Stored items
########################################

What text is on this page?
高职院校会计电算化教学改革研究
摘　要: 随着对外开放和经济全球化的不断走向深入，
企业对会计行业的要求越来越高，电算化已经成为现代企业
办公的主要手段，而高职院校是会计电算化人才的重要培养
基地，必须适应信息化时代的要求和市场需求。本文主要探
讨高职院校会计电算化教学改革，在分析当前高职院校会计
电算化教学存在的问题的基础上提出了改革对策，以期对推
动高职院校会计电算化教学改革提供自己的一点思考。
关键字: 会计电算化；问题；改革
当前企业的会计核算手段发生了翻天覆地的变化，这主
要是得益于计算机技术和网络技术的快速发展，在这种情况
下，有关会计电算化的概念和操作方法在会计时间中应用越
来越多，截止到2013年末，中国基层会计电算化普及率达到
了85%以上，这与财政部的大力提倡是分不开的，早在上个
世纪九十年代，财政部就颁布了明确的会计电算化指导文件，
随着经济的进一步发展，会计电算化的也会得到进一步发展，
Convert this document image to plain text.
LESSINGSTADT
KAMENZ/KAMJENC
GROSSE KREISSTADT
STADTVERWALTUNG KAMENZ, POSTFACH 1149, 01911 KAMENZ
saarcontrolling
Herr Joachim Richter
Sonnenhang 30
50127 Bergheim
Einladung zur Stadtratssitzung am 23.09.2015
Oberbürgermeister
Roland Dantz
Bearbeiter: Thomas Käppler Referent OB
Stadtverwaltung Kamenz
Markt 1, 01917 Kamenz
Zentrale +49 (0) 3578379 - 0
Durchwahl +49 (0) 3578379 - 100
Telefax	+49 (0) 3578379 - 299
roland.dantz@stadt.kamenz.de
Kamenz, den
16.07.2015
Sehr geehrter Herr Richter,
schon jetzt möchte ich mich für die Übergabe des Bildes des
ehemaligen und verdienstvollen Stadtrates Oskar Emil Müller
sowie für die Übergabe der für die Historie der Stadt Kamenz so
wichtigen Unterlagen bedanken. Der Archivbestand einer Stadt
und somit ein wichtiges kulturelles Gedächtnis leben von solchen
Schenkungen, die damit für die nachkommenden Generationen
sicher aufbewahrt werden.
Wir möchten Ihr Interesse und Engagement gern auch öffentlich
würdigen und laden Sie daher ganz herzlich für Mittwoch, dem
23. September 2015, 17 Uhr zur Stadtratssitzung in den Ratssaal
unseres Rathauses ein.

########################################

INSTRUCTIONS TO FOLLOW >>
Please restate the data word for word, every record included.

RESULT BELOW >>
What text is on this page?
高职院校会计电算化教学改革研究
摘　要: 随着对外开放和经济全球化的不断走向深入，
企业对会计行业的要求越来越高，电算化已经成为现代企业
办公的主要手段，而高职院校是会计电算化人才的重要培养
基地，必须适应信息化时代的要求和市场需求。本文主要探
讨高职院校会计电算化教学改革，在分析当前高职院校会计
电算化教学存在的问题的基础上提出了改革对策，以期对推
动高职院校会计电算化教学改革提供自己的一点思考。
关键字: 会计电算化；问题；改革
当前企业的会计核算手段发生了翻天覆地的变化，这主
要是得益于计算机技术和网络技术的快速发展，在这种情况
下，有关会计电算化的概念和操作方法在会计时间中应用越
来越多，截止到2013年末，中国基层会计电算化普及率达到
了85%以上，这与财政部的大力提倡是分不开的，早在上个
世纪九十年代，财政部就颁布了明确的会计电算化指导文件，
随着经济的进一步发展，会计电算化的也会得到进一步发展，
Convert this document image to plain text.
LESSINGSTADT
KAMENZ/KAMJENC
GROSSE KREISSTADT
STADTVERWALTUNG KAMENZ, POSTFACH 1149, 01911 KAMENZ
saarcontrolling
Herr Joachim Richter
Sonnenhang 30
50127 Bergheim
Einladung zur Stadtratssitzung am 23.09.2015
Oberbürgermeister
Roland Dantz
Bearbeiter: Thomas Käppler Referent OB
Stadtverwaltung Kamenz
Markt 1, 01917 Kamenz
Zentrale +49 (0) 3578379 - 0
Durchwahl +49 (0) 3578379 - 100
Telefax	+49 (0) 3578379 - 299
roland.dantz@stadt.kamenz.de
Kamenz, den
16.07.2015
Sehr geehrter Herr Richter,
schon jetzt möchte ich mich für die Übergabe des Bildes des
ehemaligen und verdienstvollen Stadtrates Oskar Emil Müller
sowie für die Übergabe der für die Historie der Stadt Kamenz so
wichtigen Unterlagen bedanken. Der Archivbestand einer Stadt
und somit ein wichtiges kulturelles Gedächtnis leben von solchen
Schenkungen, die damit für die nachkommenden Generationen
sicher aufbewahrt werden.
Wir möchten Ihr Interesse und Engagement gern auch öffentlich
würdigen und laden Sie daher ganz herzlich für Mittwoch, dem
23. September 2015, 17 Uhr zur Stadtratssitzung in den Ratssaal
unseres Rathauses ein.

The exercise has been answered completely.